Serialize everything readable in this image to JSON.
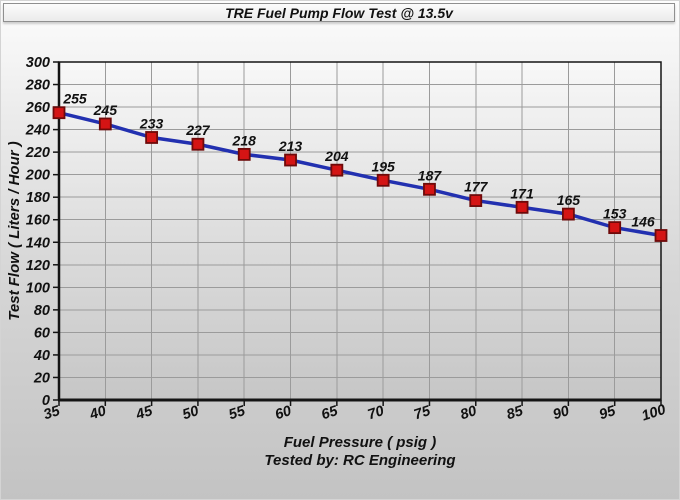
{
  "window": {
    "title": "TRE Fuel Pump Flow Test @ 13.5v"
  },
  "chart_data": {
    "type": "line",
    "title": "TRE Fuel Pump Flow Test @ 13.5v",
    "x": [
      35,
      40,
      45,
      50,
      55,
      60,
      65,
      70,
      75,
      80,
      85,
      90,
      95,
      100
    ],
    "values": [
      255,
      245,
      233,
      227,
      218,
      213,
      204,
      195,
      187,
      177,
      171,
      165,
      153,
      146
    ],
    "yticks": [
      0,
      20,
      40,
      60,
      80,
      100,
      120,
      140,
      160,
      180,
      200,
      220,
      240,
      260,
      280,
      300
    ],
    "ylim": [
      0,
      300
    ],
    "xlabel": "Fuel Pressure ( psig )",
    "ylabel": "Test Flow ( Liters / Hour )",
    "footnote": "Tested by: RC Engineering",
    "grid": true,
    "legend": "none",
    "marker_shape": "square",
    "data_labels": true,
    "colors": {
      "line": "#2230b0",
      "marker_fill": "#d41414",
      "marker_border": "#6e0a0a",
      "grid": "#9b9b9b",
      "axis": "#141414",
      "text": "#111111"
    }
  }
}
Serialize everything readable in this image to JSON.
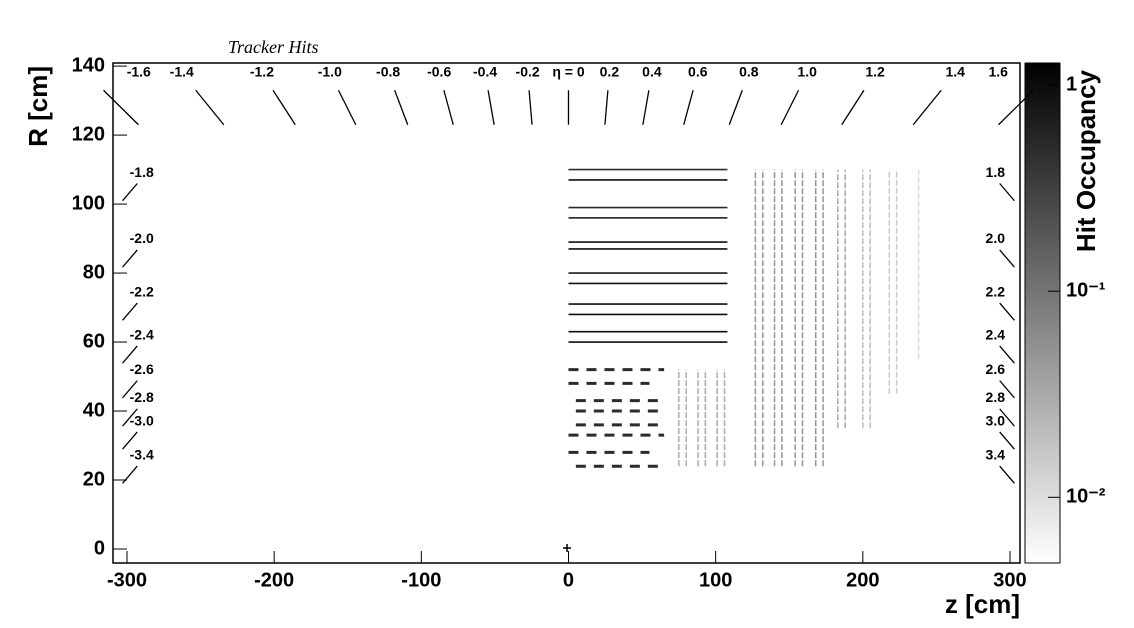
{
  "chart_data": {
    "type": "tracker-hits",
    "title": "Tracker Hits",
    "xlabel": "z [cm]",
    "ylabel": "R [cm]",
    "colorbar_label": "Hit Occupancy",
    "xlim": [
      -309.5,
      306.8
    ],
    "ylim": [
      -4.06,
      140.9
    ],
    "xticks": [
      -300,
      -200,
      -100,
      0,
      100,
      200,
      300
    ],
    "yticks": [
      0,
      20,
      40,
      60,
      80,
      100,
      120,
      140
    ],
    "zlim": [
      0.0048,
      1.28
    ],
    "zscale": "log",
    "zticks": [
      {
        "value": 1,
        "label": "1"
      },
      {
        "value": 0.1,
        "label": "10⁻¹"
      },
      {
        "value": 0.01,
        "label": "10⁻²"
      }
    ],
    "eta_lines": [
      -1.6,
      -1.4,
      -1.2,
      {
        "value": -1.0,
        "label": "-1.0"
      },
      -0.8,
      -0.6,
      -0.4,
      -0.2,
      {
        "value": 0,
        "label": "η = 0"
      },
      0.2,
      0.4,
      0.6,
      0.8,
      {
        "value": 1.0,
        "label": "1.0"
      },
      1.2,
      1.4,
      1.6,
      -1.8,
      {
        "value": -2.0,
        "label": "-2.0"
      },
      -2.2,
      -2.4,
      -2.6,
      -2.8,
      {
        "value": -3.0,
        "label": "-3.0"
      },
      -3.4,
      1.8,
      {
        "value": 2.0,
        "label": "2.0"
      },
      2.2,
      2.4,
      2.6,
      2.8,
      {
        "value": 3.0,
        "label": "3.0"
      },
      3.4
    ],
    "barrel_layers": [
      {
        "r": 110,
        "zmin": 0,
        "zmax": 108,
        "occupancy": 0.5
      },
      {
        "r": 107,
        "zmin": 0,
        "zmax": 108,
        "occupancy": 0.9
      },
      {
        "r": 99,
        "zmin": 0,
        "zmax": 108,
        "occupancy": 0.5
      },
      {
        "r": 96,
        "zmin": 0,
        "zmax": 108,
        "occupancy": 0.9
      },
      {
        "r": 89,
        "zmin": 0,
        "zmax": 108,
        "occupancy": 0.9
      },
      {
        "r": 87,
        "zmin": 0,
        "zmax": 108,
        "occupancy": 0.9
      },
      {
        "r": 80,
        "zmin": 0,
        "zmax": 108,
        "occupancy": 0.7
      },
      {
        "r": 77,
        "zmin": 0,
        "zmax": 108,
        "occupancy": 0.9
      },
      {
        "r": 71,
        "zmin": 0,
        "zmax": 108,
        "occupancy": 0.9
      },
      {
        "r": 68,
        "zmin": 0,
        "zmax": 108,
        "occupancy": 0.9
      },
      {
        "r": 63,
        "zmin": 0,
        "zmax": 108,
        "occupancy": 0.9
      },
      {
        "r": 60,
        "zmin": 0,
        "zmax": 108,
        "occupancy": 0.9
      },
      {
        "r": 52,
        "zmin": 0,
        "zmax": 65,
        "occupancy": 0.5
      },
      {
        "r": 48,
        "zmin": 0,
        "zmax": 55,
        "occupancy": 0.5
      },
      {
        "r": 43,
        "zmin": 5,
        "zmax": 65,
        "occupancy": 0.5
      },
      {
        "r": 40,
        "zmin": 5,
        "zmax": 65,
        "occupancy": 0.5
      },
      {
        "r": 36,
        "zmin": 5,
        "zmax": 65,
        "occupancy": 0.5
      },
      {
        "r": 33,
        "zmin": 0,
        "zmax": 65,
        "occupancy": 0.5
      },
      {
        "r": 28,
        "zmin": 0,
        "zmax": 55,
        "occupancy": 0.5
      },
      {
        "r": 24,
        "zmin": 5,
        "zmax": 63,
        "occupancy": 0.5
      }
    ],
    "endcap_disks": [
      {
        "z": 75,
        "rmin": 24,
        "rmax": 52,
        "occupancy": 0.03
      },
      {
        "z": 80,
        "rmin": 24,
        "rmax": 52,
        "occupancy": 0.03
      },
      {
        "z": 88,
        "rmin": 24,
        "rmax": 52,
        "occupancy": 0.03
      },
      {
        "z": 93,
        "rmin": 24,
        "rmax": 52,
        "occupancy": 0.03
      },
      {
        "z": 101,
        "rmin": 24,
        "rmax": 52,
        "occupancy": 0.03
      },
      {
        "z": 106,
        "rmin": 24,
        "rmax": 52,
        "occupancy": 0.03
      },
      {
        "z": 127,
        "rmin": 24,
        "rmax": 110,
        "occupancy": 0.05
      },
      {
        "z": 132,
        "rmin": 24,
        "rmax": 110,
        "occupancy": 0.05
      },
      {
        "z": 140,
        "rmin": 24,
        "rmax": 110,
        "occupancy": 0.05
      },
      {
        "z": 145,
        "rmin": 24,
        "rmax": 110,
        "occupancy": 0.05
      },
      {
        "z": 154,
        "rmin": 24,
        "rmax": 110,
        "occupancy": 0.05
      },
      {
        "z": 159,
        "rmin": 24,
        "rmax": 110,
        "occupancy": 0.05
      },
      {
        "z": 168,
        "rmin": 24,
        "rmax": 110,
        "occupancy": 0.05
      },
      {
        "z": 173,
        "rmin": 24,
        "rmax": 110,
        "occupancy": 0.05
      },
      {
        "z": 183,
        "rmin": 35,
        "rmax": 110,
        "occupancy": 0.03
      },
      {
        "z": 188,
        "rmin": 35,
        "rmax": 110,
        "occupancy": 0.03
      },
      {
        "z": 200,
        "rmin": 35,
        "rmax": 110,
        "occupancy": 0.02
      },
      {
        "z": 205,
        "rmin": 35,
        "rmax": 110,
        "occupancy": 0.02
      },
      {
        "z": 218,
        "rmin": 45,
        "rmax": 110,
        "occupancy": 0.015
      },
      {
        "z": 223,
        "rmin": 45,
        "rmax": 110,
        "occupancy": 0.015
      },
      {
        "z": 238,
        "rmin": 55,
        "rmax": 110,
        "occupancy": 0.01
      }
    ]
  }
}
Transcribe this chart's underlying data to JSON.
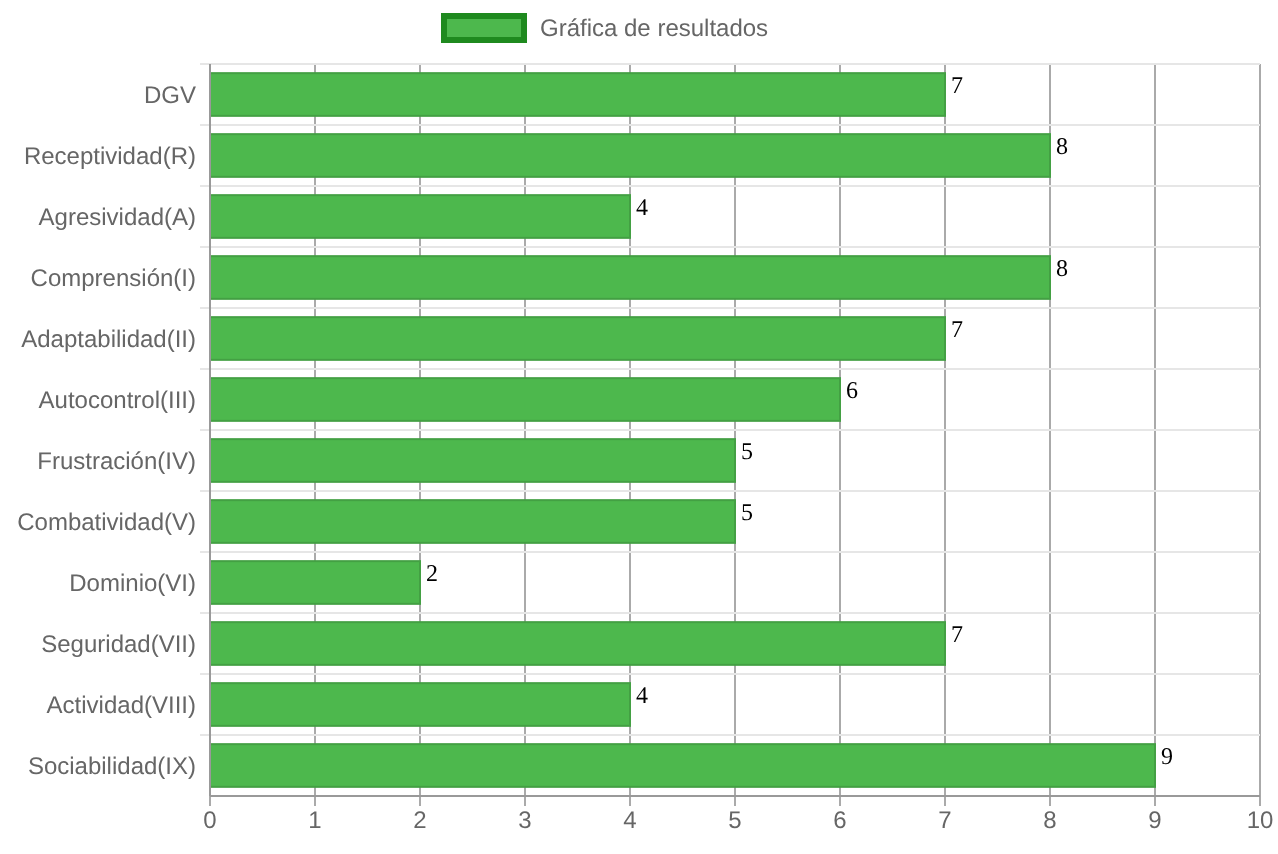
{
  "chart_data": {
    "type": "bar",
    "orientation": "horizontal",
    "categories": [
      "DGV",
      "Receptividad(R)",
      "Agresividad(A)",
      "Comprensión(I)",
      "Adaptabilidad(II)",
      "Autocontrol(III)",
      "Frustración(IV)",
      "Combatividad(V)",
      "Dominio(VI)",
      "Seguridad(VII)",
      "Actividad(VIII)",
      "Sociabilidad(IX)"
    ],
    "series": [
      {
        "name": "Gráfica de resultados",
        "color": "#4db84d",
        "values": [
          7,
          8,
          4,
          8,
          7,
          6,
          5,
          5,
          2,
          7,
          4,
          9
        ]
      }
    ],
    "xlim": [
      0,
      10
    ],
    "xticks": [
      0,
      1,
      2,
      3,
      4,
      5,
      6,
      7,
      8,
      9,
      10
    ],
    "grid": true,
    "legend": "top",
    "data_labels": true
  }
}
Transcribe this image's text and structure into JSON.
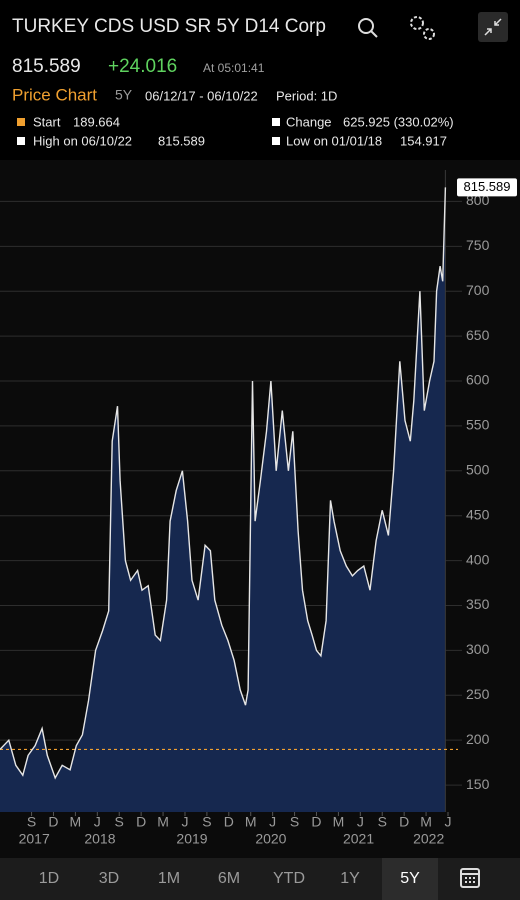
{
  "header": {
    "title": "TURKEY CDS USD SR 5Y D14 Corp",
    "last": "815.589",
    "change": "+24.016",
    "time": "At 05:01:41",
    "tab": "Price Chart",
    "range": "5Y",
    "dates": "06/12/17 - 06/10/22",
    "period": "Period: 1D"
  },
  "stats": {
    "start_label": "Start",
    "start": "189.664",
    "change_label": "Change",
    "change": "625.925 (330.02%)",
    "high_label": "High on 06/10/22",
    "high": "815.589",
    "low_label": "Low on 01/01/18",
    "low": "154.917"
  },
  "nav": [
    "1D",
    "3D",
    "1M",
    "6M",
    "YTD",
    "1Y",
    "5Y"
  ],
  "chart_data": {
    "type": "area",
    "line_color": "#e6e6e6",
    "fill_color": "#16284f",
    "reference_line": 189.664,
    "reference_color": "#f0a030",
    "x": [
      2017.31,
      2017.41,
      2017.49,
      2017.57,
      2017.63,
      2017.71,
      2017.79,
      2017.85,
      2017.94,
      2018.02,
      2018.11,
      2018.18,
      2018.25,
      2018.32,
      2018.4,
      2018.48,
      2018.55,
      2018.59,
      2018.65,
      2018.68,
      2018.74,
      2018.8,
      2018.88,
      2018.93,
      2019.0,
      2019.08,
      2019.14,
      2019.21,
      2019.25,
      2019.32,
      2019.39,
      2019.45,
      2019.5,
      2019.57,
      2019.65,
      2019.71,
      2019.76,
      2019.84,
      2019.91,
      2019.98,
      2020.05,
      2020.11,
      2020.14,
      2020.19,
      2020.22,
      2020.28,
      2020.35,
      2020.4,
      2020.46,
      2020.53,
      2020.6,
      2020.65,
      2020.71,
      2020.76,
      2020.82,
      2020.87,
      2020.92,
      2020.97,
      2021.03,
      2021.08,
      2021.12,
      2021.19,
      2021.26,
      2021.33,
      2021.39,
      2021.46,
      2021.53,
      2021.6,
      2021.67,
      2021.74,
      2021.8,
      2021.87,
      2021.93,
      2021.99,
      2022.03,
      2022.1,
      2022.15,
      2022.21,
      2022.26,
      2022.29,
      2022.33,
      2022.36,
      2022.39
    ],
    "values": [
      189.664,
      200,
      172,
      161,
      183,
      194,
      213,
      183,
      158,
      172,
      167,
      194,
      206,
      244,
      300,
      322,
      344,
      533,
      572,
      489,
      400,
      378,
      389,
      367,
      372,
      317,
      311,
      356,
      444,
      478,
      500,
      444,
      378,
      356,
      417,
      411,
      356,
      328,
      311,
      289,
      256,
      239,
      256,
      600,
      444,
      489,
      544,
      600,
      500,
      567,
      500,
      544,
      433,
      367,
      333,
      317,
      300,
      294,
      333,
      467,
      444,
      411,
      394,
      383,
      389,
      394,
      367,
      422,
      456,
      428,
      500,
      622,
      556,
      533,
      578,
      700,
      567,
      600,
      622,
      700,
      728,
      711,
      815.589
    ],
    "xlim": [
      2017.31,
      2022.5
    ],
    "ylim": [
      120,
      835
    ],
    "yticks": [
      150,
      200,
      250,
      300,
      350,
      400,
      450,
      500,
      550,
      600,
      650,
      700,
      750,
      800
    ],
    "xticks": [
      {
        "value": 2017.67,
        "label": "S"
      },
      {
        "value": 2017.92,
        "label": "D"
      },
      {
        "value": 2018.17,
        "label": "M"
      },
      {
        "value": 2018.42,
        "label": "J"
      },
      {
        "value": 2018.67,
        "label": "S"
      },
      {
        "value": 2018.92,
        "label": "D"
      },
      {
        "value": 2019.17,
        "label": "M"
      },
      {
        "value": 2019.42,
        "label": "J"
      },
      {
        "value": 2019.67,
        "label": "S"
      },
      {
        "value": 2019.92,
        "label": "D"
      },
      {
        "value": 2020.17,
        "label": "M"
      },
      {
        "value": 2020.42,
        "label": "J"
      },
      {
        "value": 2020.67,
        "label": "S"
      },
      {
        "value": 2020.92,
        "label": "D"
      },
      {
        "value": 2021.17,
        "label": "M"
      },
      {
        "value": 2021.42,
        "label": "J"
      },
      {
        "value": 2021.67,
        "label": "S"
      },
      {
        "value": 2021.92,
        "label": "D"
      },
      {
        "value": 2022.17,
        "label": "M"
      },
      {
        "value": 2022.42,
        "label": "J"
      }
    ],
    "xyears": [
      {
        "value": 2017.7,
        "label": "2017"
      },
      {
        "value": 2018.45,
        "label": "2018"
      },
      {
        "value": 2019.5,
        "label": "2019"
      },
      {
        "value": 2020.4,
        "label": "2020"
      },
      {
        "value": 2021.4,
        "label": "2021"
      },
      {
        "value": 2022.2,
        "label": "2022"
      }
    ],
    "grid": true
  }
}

- - -

Problem to work on:
Go through the records and show every line with the string "this" in it.

Complete output:
Serialize everything readable in this image to JSON.
Serialize everything readable in this image to JSON.
Transcribe this chart's underlying data to JSON.
Transcribe this image's text and structure into JSON.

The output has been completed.